_ENTRIES PROVIDED_
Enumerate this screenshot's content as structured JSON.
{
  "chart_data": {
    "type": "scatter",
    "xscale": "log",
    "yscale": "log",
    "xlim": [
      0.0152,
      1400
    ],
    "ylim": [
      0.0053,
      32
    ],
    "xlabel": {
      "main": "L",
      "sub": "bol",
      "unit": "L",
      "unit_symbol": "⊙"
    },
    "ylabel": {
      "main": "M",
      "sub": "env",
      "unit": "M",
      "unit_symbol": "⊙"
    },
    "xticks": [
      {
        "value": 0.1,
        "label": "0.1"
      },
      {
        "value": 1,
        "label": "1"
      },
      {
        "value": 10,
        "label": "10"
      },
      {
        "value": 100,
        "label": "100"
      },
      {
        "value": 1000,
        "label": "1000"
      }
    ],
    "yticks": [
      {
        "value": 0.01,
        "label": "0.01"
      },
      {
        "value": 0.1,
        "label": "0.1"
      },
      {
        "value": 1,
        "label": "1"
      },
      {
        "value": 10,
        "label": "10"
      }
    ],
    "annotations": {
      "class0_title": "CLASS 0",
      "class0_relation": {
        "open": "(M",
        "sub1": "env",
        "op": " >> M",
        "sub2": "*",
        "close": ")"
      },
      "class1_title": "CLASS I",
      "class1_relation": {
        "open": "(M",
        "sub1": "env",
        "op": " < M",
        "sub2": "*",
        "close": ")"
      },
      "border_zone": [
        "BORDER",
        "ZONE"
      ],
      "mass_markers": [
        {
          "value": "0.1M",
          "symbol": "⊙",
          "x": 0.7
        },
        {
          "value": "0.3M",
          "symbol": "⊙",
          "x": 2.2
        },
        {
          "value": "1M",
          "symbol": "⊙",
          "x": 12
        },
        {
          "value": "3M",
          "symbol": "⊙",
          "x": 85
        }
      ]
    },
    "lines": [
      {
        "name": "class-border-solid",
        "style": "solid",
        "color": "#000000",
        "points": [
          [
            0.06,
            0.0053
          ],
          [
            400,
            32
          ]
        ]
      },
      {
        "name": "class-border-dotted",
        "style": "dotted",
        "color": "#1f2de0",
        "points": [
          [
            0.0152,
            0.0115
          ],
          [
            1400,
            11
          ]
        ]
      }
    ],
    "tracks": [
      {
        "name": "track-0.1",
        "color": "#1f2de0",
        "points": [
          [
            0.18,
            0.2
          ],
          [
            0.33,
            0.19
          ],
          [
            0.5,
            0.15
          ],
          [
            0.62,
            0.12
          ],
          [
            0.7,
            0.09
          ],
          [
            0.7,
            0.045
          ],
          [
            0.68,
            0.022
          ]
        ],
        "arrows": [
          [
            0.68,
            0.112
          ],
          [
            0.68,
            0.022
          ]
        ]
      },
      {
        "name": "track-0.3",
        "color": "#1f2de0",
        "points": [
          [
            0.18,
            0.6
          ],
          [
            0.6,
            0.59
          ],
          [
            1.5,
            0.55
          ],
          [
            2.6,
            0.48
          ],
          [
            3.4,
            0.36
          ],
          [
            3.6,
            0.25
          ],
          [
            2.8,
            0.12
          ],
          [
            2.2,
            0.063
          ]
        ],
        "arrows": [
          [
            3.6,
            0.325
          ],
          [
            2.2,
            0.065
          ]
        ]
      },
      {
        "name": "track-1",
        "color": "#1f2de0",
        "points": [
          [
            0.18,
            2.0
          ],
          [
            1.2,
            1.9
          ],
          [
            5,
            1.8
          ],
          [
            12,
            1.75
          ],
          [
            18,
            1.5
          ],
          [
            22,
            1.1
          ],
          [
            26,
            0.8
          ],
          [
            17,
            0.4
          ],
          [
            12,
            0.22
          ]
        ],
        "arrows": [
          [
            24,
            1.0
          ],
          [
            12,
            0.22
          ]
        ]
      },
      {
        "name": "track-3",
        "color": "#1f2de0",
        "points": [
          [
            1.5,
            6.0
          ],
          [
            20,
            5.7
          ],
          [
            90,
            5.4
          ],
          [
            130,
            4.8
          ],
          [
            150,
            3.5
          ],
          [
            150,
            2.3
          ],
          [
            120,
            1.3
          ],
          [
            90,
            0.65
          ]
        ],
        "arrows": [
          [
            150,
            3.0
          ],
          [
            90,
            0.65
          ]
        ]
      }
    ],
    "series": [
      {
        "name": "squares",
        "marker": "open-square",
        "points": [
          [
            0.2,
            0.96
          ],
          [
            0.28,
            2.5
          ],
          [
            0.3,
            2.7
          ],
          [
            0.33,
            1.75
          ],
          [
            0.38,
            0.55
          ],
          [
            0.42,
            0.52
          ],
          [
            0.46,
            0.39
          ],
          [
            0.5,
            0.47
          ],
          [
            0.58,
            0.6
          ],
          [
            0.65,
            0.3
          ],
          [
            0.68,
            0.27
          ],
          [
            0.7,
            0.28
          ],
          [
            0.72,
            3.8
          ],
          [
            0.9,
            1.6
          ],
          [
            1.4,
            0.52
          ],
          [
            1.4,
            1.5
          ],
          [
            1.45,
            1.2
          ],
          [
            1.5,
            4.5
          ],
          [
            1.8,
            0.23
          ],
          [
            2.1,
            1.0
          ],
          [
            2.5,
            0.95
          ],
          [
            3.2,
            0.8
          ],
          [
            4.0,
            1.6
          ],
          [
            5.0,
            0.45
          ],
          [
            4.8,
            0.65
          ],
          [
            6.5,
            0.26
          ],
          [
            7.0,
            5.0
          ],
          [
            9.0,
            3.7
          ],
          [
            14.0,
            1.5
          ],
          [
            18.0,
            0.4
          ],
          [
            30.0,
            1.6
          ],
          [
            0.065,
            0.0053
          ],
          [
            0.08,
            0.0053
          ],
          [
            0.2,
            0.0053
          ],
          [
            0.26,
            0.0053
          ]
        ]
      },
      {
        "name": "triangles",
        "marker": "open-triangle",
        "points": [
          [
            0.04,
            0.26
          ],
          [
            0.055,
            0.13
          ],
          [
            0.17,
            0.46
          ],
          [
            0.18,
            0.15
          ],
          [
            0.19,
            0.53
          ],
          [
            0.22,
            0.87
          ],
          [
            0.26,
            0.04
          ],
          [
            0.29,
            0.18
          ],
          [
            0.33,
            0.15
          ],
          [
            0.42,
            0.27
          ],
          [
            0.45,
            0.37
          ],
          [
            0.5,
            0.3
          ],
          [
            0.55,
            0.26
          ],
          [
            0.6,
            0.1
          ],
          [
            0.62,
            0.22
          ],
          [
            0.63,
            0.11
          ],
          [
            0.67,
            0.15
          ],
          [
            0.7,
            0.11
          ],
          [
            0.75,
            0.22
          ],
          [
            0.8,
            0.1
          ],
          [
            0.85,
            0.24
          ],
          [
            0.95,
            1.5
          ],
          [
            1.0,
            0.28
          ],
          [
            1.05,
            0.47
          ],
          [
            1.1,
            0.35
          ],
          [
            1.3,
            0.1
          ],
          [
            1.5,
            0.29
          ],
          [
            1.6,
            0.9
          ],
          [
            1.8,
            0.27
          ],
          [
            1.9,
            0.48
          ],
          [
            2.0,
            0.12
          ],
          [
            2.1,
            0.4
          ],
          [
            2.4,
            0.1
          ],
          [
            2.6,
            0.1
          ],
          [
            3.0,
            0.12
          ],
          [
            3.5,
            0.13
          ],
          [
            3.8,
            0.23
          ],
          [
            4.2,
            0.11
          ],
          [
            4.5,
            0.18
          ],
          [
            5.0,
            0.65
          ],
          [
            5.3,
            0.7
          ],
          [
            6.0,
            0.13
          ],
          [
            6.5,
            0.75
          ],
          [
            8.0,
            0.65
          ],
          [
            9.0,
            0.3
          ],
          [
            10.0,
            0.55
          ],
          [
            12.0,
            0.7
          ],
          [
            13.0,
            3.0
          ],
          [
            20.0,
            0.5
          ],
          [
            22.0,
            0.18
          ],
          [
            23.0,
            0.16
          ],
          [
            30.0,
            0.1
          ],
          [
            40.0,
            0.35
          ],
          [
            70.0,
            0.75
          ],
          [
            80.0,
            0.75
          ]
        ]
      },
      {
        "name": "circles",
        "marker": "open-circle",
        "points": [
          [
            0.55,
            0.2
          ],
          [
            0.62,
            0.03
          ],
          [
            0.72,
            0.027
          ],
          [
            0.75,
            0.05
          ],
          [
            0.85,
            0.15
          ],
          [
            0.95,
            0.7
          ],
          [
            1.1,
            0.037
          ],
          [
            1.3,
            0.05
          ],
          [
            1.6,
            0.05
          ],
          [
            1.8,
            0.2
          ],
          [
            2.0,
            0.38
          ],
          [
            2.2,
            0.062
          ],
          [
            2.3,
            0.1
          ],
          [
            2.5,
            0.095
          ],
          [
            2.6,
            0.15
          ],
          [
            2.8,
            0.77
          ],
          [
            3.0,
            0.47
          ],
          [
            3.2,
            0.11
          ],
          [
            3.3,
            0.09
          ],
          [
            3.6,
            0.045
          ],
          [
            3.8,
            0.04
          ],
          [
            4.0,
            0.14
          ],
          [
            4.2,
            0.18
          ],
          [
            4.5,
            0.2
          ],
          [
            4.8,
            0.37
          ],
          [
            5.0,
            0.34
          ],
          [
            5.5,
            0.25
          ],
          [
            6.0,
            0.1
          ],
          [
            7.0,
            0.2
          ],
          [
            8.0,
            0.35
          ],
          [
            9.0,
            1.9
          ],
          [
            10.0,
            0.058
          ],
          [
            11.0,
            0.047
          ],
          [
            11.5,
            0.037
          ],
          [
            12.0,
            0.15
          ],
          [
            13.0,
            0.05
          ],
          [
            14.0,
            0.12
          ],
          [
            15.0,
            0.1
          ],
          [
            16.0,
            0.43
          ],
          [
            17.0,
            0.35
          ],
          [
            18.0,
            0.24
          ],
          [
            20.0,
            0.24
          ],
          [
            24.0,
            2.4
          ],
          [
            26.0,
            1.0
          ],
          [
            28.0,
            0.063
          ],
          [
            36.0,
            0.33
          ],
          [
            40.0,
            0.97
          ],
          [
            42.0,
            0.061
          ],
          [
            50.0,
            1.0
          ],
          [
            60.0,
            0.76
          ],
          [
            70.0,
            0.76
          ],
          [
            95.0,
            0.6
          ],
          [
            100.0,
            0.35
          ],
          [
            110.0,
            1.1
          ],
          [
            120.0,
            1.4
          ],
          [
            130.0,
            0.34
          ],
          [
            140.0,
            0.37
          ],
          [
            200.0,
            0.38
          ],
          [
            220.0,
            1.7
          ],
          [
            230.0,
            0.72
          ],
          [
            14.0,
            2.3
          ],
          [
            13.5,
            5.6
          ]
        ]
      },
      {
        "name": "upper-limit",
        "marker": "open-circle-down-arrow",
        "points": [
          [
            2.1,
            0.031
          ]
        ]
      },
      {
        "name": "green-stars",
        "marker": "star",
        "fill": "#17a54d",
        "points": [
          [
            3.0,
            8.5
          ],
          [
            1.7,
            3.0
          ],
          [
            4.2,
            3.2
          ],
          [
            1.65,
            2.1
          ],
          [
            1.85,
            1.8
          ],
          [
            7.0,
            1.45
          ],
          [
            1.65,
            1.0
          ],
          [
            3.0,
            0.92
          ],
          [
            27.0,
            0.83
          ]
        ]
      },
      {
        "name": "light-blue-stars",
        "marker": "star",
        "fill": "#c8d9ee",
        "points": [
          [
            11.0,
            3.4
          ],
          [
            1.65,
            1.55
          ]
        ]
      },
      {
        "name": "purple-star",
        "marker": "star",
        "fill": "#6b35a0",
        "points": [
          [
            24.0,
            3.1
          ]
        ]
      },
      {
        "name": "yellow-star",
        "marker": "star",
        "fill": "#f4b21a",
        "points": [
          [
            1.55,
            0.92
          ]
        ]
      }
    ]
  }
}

_TASK TO COMPLETE_
Collect the complete line wherever the string "solid" appears in the records.

_EXERCISE OUTPUT_
        "name": "class-border-solid",
        "style": "solid",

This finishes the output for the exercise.